Written request » Give the listing below as a numbered list, one line per item. Skip blank lines and leave out the pictures.

-- Start --

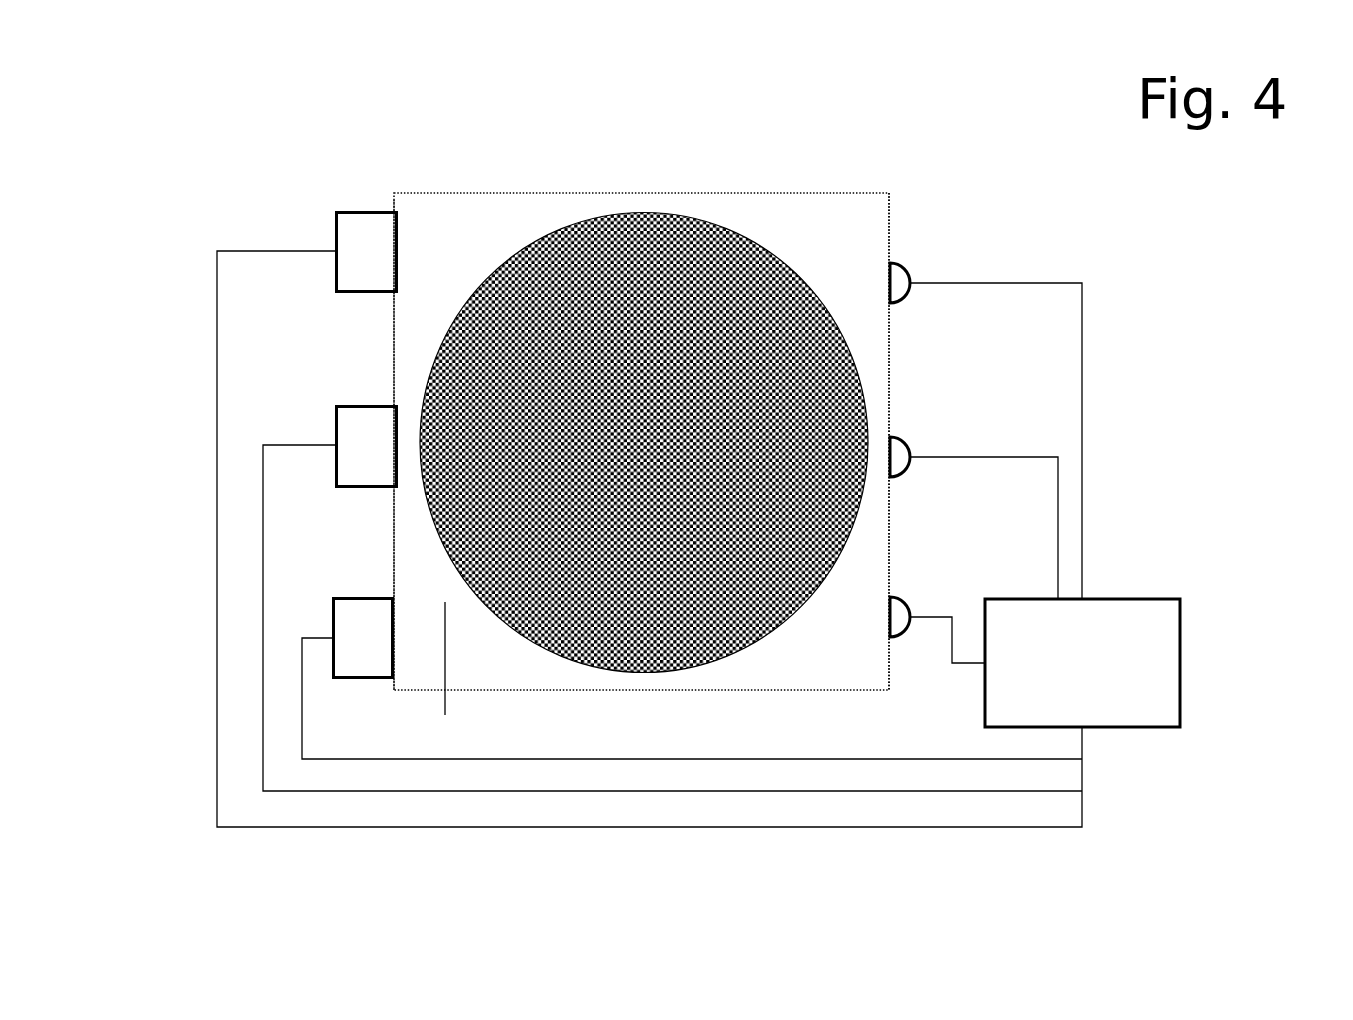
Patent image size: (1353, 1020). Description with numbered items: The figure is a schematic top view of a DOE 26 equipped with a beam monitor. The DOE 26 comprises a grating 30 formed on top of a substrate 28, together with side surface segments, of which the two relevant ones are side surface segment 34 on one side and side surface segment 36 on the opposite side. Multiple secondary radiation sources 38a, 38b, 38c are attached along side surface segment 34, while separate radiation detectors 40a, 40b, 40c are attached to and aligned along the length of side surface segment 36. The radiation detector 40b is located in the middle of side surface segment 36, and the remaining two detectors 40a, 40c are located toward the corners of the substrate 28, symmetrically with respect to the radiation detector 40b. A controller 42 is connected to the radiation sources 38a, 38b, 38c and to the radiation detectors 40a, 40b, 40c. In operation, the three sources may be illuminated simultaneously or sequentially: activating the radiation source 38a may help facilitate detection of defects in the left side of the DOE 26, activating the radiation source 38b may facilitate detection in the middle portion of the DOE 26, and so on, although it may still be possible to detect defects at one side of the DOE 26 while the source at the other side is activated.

The DOE 26 is at (438, 171).
The substrate 28 is at (451, 678).
The grating 30 is at (517, 343).
The side surface segment 34 is at (394, 388).
The side surface segment 36 is at (895, 222).
The radiation source 38a is at (372, 260).
The radiation source 38b is at (368, 427).
The radiation source 38c is at (375, 648).
The radiation detector 40a is at (902, 280).
The radiation detector 40b is at (912, 450).
The radiation detector 40c is at (903, 612).
The controller 42 is at (1123, 629).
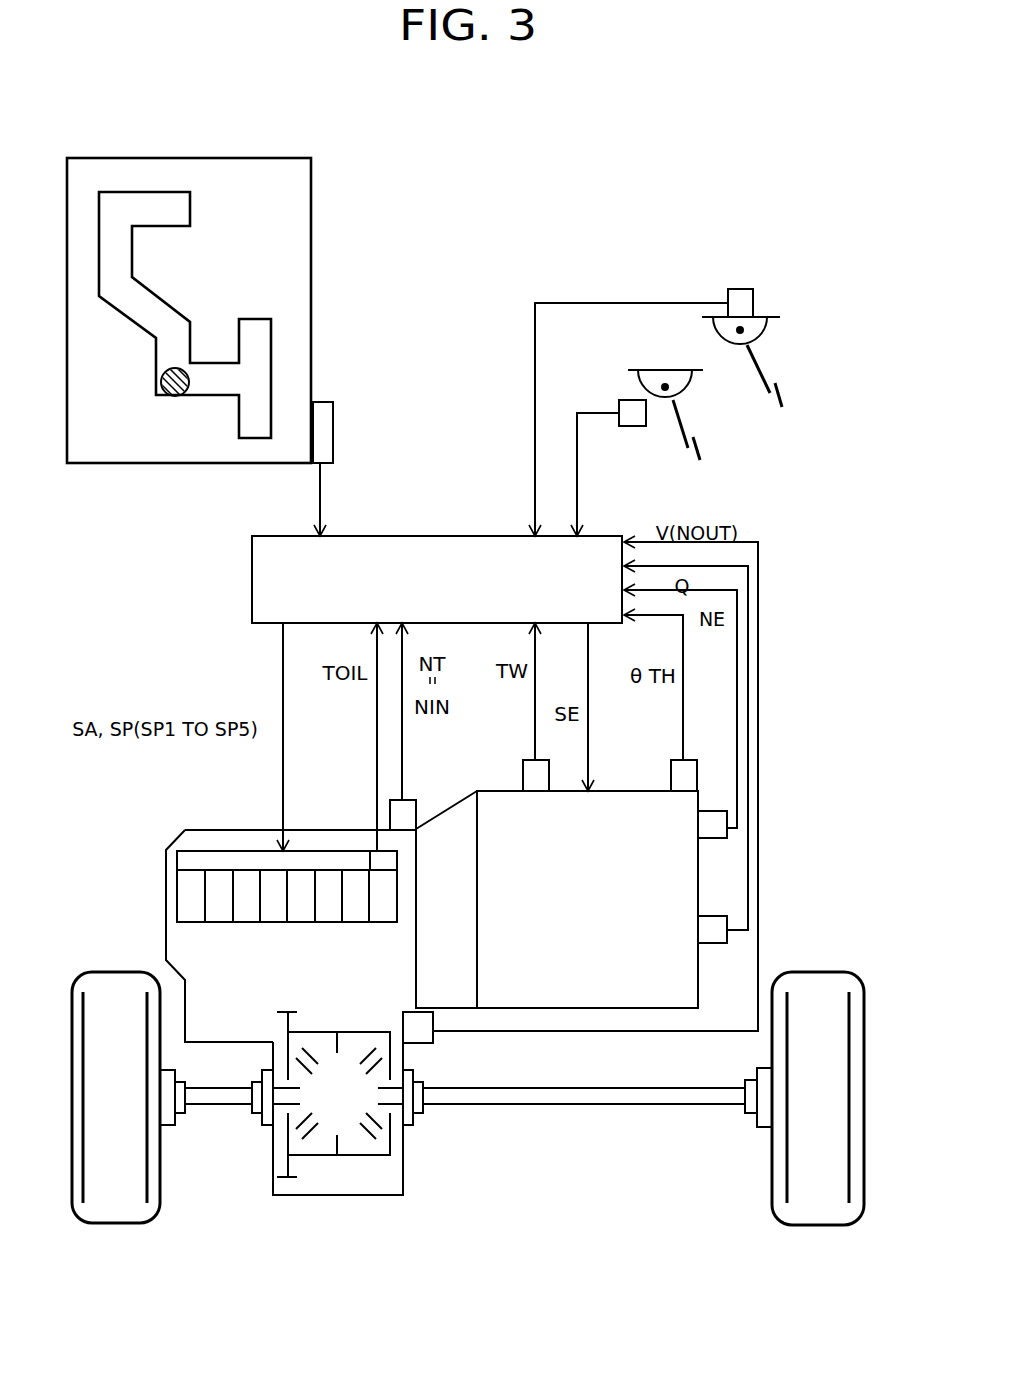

-- End --

Answer below »
1. Patent image size: (1353, 1020). Description with numbered items: The figure is a schematic top view of a DOE 26 equipped with a beam monitor. The DOE 26 comprises a grating 30 formed on top of a substrate 28, together with side surface segments, of which the two relevant ones are side surface segment 34 on one side and side surface segment 36 on the opposite side. Multiple secondary radiation sources 38a, 38b, 38c are attached along side surface segment 34, while separate radiation detectors 40a, 40b, 40c are attached to and aligned along the length of side surface segment 36. The radiation detector 40b is located in the middle of side surface segment 36, and the remaining two detectors 40a, 40c are located toward the corners of the substrate 28, symmetrically with respect to the radiation detector 40b. A controller 42 is connected to the radiation sources 38a, 38b, 38c and to the radiation detectors 40a, 40b, 40c. In operation, the three sources may be illuminated simultaneously or sequentially: activating the radiation source 38a may help facilitate detection of defects in the left side of the DOE 26, activating the radiation source 38b may facilitate detection in the middle portion of the DOE 26, and so on, although it may still be possible to detect defects at one side of the DOE 26 while the source at the other side is activated.
2. The DOE 26 is at (438, 171).
3. The substrate 28 is at (451, 678).
4. The grating 30 is at (517, 343).
5. The side surface segment 34 is at (394, 388).
6. The side surface segment 36 is at (895, 222).
7. The radiation source 38a is at (372, 260).
8. The radiation source 38b is at (368, 427).
9. The radiation source 38c is at (375, 648).
10. The radiation detector 40a is at (902, 280).
11. The radiation detector 40b is at (912, 450).
12. The radiation detector 40c is at (903, 612).
13. The controller 42 is at (1123, 629).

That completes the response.